• [STATED GOAL]: Images do not belong in the copy. Retype all the entries below exactly.

** begin TASK DATA **

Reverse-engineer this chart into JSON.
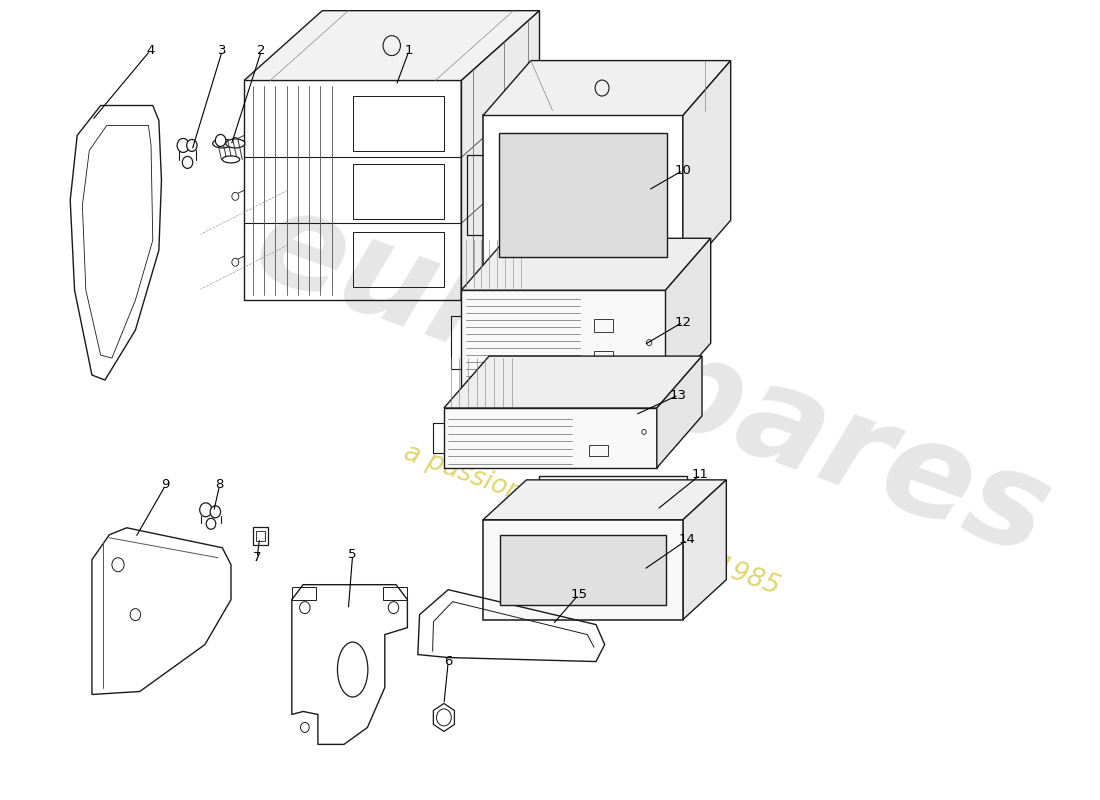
{
  "background_color": "#ffffff",
  "line_color": "#1a1a1a",
  "watermark_color": "#c8c8c8",
  "watermark_yellow": "#d4c840",
  "label_fontsize": 9.5
}
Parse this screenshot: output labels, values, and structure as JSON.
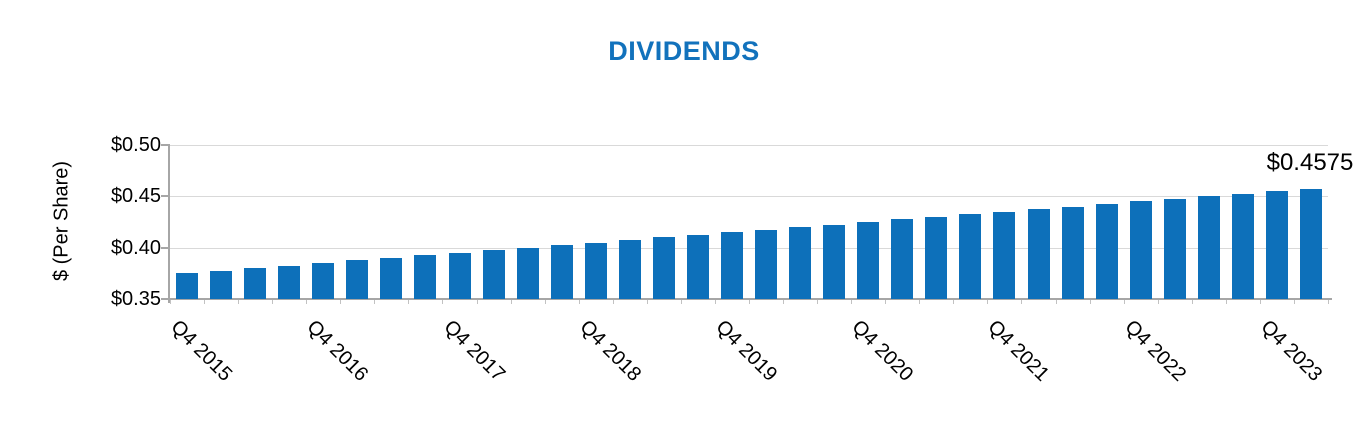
{
  "chart_data": {
    "type": "bar",
    "title": "DIVIDENDS",
    "ylabel": "$ (Per Share)",
    "xlabel": "",
    "ylim": [
      0.35,
      0.5
    ],
    "grid": true,
    "n_bars": 34,
    "values": [
      0.375,
      0.3775,
      0.38,
      0.3825,
      0.385,
      0.3875,
      0.39,
      0.3925,
      0.395,
      0.3975,
      0.4,
      0.4025,
      0.405,
      0.4075,
      0.41,
      0.4125,
      0.415,
      0.4175,
      0.42,
      0.4225,
      0.425,
      0.4275,
      0.43,
      0.4325,
      0.435,
      0.4375,
      0.44,
      0.4425,
      0.445,
      0.4475,
      0.45,
      0.4525,
      0.455,
      0.4575
    ],
    "y_ticks": [
      {
        "value": 0.35,
        "label": "$0.35"
      },
      {
        "value": 0.4,
        "label": "$0.40"
      },
      {
        "value": 0.45,
        "label": "$0.45"
      },
      {
        "value": 0.5,
        "label": "$0.50"
      }
    ],
    "x_tick_labels": [
      {
        "index": 0,
        "label": "Q4 2015"
      },
      {
        "index": 4,
        "label": "Q4 2016"
      },
      {
        "index": 8,
        "label": "Q4 2017"
      },
      {
        "index": 12,
        "label": "Q4 2018"
      },
      {
        "index": 16,
        "label": "Q4 2019"
      },
      {
        "index": 20,
        "label": "Q4 2020"
      },
      {
        "index": 24,
        "label": "Q4 2021"
      },
      {
        "index": 28,
        "label": "Q4 2022"
      },
      {
        "index": 32,
        "label": "Q4 2023"
      }
    ],
    "annotation": "$0.4575",
    "colors": {
      "bar": "#0D70BA",
      "title": "#1272BC",
      "gridline": "#D9D9D9",
      "axis": "#A6A6A6",
      "boundary_tick": "#C2C2C2"
    }
  }
}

** end TASK DATA **

• [RESPONSE TO THIS EXERCISE]:
Reverse-engineer this chart into JSON.
{
  "background_color": "#ffffff",
  "line_color": "#1a1a1a",
  "watermark_color": "#c8c8c8",
  "watermark_yellow": "#d4c840",
  "label_fontsize": 9.5
}
Parse this screenshot: output labels, values, and structure as JSON.
{
  "chart_data": {
    "type": "bar",
    "title": "DIVIDENDS",
    "ylabel": "$ (Per Share)",
    "xlabel": "",
    "ylim": [
      0.35,
      0.5
    ],
    "grid": true,
    "n_bars": 34,
    "values": [
      0.375,
      0.3775,
      0.38,
      0.3825,
      0.385,
      0.3875,
      0.39,
      0.3925,
      0.395,
      0.3975,
      0.4,
      0.4025,
      0.405,
      0.4075,
      0.41,
      0.4125,
      0.415,
      0.4175,
      0.42,
      0.4225,
      0.425,
      0.4275,
      0.43,
      0.4325,
      0.435,
      0.4375,
      0.44,
      0.4425,
      0.445,
      0.4475,
      0.45,
      0.4525,
      0.455,
      0.4575
    ],
    "y_ticks": [
      {
        "value": 0.35,
        "label": "$0.35"
      },
      {
        "value": 0.4,
        "label": "$0.40"
      },
      {
        "value": 0.45,
        "label": "$0.45"
      },
      {
        "value": 0.5,
        "label": "$0.50"
      }
    ],
    "x_tick_labels": [
      {
        "index": 0,
        "label": "Q4 2015"
      },
      {
        "index": 4,
        "label": "Q4 2016"
      },
      {
        "index": 8,
        "label": "Q4 2017"
      },
      {
        "index": 12,
        "label": "Q4 2018"
      },
      {
        "index": 16,
        "label": "Q4 2019"
      },
      {
        "index": 20,
        "label": "Q4 2020"
      },
      {
        "index": 24,
        "label": "Q4 2021"
      },
      {
        "index": 28,
        "label": "Q4 2022"
      },
      {
        "index": 32,
        "label": "Q4 2023"
      }
    ],
    "annotation": "$0.4575",
    "colors": {
      "bar": "#0D70BA",
      "title": "#1272BC",
      "gridline": "#D9D9D9",
      "axis": "#A6A6A6",
      "boundary_tick": "#C2C2C2"
    }
  }
}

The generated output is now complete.